• _Excerpt to read_:

◆ ◆ ◆

Jerusalem lauds Toaspern for Historic Marker Trail
JERUSALEM — “Annette Toaspern is a marvel when it comes to tracking important historical sites in our Jerusalem community,” says her neighbor, Anita Maroscher, and Anita wanted to make sure the Town Board knew that. She nominated Annette for a Jerusalem “Good Citizen Award” as the founder of the Jerusalem History Club in January 2011, and as Jerusalem’s “History Sign Lady.”
“In nine years she has inspired and created a Jerusalem History Trail with help from other town residents,” says Maroscher.
Since forming the Jerusalem History Club in January 2011, Annette has spearheaded the installation of eight history signs in the Town of Jerusalem. These signs have created a virtual history trail as an attraction for visitors and residents to follow.
“This public service was done at no additional expense to our town,” says Maroscher, “and yet it has enhanced our community in being a subtle attraction for exploration, and at the same time teaching the history and arousing interest of this wonderful place.”
These signs are:
• Three N.Y.S. Blue and Gold Markers, including “Trolley Depot” placed at the Branchport Library, “John Beddoe” placed at the Rte. 54A overlook, and “Toll Plank Road” placed near Seneca Farms on Rte. 54A in Indian Pines. The wording of the signs was approved by the Town of Jerusalem historians, Bob Evans and Ellen Chirco. The signs were provided by the William G. Pomeroy Marker Foundation with grants from 2014 to 2018.
• The Beddoe-Rose Cemetery National Historic Site Marker was provided by the William G. Pomeroy Foundation to the Keuka Lake State Park. This marker is located on West Bluff Dr. at the beginning to the White Trail which leads to the Beddoe Rose Cemetery. At the cemetery site, N.Y.S. Parks, under the direction of Manager Jim Zimpher, made a wooden sign with the name Beddoe Rose Cemetery. Annette and her husband, Keith Toaspern, added a trail box containing information and a trail sign-in and note book, three of which have been filled by thousands of visitors since 2011.

◆ ◆ ◆

• _Record extracts_:
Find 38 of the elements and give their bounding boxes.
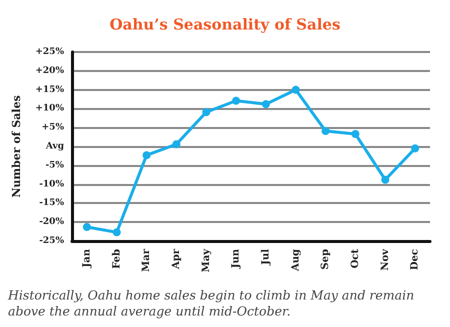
- chart-title: Oahu’s Seasonality of Sales: [110, 16, 340, 34]
- point: [322, 127, 330, 135]
- point: [172, 140, 180, 148]
- x-tick-label: Dec: [410, 249, 421, 270]
- point: [142, 151, 151, 160]
- y-tick-label: -15%: [39, 198, 64, 208]
- x-tick-label: Oct: [350, 248, 361, 268]
- point: [232, 96, 240, 105]
- x-tick-label: May: [200, 248, 212, 272]
- x-tick-label: Jan: [81, 248, 92, 268]
- y-tick-label: +10%: [35, 104, 64, 114]
- x-tick-label: Mar: [141, 248, 152, 272]
- y-tick-label: -5%: [45, 160, 64, 170]
- y-tick-label: -25%: [39, 236, 64, 246]
- x-tick-label: Jul: [260, 248, 272, 266]
- point: [411, 144, 420, 152]
- y-tick-label: +5%: [42, 122, 64, 133]
- x-tick-label: Nov: [380, 248, 391, 271]
- point: [381, 176, 390, 184]
- y-tick-label: -10%: [39, 179, 64, 190]
- x-tick-label: Feb: [111, 249, 122, 269]
- y-axis-title: Number of Sales: [10, 95, 23, 198]
- point: [202, 108, 210, 116]
- y-tick-label: +20%: [35, 66, 64, 76]
- point: [262, 100, 270, 108]
- x-tick-label: Apr: [170, 248, 182, 270]
- y-tick-label: +15%: [35, 84, 64, 95]
- point: [292, 86, 300, 94]
- text: Historically, Oahu home sales begin to climb in May and remain above the annual average until mid-October.: [7, 288, 418, 318]
- y-tick-label: +25%: [35, 47, 64, 57]
- x-tick-label: Aug: [290, 249, 302, 272]
- y-tick-label: Avg: [44, 142, 65, 152]
- x-tick-label: Jun: [230, 248, 242, 270]
- y-tick-label: -20%: [39, 217, 64, 228]
- point: [112, 228, 121, 236]
- point: [82, 223, 91, 232]
- x-tick-label: Sep: [320, 248, 332, 270]
- point: [351, 130, 360, 138]
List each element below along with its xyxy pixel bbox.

◆ ◆ ◆

• _Tasks to perform_:
**A.** In the article about Annette Toaspern, who approved the wording of the N.Y.S. Blue and Gold Markers?
**B.** Rewrite the article about Annette Toaspern from "Since forming the" up to and including "residents to follow.", changing "virtual history trail" to "self-guided history trail".
**C.** Carry on the article about Annette Toaspern's history signs from where it stops.
The listing has no connection to the article about Annette Toaspern.

• _Responses to the exercise_:
**A.** The Town of Jerusalem historians, Bob Evans and Ellen Chirco.

**B.**
Since forming the Jerusalem History Club in January 2011, Annette has spearheaded the installation of eight history signs in the Town of Jerusalem. These signs have created a self-guided history trail as an attraction for visitors and residents to follow.

**C.**
• Two graphic design signs on the area’s history and geology. Toaspern formed a committee with members of the Jerusalem History Club including Kent and Anne Salisbury, Chris Trombley, Martha Johnstone, and Tom Close. Help came from Bob Gillespie and others for expert knowledge in history and geology, and Kent Salisbury applied his expertise in graphic design. Many of these people are also members of the Bluff Point Association (BPA) which paid for the project. The signs and two miles of Rte. 54A are also maintained with the help of Annette who has led the BPA Road Pick Up Program for several years.
“These signs have been a huge success for tourists and locals, and it is often mentioned how many people visiting Jerusalem have stopped to read the sign,” says Maroscher.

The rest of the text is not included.